▸ **OBJECTIVE**
Whenever a line below holds the word "Salt", copy that line.

▸ **EXCERPTED RECORDS**
____________

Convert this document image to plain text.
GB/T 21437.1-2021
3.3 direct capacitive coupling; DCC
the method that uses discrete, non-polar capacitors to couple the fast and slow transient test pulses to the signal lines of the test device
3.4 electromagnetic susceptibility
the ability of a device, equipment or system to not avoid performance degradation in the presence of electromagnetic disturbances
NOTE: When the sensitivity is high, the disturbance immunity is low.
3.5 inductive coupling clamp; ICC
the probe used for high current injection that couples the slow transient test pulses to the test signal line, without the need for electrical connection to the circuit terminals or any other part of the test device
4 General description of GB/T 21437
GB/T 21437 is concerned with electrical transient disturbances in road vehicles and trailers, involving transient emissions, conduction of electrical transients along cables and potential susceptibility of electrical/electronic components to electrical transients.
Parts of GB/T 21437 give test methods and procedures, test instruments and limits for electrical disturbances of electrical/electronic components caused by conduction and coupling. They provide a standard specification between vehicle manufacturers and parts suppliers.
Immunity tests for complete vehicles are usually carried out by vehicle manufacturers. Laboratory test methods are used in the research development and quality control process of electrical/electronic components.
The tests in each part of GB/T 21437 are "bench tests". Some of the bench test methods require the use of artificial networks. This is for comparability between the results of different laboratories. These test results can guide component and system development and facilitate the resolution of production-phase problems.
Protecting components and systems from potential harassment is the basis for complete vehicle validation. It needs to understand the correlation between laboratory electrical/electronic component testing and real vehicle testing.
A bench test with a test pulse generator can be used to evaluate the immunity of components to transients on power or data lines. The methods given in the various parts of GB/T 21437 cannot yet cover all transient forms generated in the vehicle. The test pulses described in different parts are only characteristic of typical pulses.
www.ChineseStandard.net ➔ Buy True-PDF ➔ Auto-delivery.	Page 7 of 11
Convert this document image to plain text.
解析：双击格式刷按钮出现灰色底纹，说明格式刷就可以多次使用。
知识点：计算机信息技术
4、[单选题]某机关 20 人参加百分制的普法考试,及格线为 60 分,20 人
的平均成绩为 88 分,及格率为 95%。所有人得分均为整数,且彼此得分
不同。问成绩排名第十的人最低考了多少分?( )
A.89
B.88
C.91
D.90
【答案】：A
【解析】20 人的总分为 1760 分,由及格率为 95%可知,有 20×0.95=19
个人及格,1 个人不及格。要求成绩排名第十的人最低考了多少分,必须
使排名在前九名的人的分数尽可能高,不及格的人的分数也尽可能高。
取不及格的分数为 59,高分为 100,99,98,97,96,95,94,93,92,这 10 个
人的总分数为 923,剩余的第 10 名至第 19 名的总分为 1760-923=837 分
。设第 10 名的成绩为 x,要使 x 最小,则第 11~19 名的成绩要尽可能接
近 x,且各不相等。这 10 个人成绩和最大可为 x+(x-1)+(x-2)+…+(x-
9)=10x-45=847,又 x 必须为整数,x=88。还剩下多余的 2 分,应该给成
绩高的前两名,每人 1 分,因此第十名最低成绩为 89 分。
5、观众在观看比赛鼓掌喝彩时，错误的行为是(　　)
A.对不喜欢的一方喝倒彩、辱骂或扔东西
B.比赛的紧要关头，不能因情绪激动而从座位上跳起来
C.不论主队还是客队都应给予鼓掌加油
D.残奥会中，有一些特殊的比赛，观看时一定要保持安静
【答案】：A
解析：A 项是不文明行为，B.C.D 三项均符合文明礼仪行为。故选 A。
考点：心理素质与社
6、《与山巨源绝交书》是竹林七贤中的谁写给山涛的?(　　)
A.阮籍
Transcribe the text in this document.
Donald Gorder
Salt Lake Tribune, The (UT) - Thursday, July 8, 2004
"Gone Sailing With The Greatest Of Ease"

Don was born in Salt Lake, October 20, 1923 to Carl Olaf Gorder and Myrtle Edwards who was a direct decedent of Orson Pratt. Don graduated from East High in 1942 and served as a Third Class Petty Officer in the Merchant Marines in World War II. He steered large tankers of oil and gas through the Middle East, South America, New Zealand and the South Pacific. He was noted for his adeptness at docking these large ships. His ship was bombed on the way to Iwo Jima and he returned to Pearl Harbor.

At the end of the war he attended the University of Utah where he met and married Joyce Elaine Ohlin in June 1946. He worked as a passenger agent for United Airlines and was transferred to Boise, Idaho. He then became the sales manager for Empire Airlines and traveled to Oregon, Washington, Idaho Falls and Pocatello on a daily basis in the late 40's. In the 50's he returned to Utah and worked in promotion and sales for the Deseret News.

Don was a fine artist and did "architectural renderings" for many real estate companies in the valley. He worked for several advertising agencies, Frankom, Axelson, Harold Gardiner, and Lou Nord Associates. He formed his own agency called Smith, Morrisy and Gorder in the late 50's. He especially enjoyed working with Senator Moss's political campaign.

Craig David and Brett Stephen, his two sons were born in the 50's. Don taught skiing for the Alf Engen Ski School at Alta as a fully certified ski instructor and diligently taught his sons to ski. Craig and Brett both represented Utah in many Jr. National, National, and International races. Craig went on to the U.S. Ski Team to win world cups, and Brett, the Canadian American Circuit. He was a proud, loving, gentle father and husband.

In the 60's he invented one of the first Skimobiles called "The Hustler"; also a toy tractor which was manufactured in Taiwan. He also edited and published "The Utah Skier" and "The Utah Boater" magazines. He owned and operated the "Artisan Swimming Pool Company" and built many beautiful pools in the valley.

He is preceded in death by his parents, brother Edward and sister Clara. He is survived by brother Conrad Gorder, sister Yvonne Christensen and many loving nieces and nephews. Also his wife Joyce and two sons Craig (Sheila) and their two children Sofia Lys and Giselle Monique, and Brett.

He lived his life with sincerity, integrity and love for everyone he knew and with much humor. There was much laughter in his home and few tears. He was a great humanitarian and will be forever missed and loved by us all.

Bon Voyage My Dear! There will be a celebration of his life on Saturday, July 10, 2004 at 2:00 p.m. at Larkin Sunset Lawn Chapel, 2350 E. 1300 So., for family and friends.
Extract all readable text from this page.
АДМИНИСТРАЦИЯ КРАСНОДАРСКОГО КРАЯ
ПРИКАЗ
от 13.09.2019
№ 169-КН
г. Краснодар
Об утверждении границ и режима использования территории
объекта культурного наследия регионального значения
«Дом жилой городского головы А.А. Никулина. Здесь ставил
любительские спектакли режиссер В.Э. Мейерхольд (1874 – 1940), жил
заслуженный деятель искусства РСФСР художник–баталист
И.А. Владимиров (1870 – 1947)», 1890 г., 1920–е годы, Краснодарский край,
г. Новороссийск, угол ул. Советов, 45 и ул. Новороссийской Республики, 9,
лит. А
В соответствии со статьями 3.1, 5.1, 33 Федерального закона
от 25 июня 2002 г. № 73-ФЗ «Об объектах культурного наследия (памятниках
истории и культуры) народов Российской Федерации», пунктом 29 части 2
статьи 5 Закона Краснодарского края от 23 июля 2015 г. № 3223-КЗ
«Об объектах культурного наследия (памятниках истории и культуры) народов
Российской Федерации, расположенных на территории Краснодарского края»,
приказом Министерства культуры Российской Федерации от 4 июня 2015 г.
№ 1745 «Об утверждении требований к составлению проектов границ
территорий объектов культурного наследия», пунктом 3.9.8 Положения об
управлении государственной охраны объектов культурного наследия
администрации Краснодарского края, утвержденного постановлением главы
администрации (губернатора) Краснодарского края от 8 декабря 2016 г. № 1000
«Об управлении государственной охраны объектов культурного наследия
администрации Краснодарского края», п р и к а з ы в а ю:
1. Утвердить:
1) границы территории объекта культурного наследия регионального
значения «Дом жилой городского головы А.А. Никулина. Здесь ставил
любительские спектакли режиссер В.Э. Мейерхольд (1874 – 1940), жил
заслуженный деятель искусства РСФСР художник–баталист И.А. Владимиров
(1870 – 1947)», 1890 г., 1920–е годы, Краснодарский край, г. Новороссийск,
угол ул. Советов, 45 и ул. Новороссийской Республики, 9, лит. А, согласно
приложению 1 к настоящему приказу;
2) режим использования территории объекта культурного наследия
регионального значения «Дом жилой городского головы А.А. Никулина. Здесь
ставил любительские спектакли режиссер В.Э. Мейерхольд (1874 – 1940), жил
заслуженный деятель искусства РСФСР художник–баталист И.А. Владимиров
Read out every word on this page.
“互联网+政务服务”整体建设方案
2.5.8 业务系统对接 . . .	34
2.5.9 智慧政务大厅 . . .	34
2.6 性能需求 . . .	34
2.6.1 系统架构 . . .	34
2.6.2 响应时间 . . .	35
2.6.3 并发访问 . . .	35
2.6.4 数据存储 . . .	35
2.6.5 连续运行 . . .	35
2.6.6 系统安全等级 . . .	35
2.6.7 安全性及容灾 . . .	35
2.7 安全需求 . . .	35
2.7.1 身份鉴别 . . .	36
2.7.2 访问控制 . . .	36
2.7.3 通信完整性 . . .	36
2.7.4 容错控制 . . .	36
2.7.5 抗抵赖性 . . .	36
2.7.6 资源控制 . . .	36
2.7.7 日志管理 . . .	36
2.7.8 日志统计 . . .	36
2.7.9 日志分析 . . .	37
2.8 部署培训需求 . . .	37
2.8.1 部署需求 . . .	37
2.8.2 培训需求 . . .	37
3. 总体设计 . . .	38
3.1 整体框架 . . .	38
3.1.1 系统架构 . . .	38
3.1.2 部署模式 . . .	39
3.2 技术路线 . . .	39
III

____________

▸ **EXERCISE RESULT**
Salt Lake Tribune, The (UT) - Thursday, July 8, 2004
Don was born in Salt Lake, October 20, 1923 to Carl Olaf Gorder and Myrtle Edwards who was a direct decedent of Orson Pratt. Don graduated from East High in 1942 and served as a Third Class Petty Officer in the Merchant Marines in World War II. He steered large tankers of oil and gas through the Middle East, South America, New Zealand and the South Pacific. He was noted for his adeptness at docking these large ships. His ship was bombed on the way to Iwo Jima and he returned to Pearl Harbor.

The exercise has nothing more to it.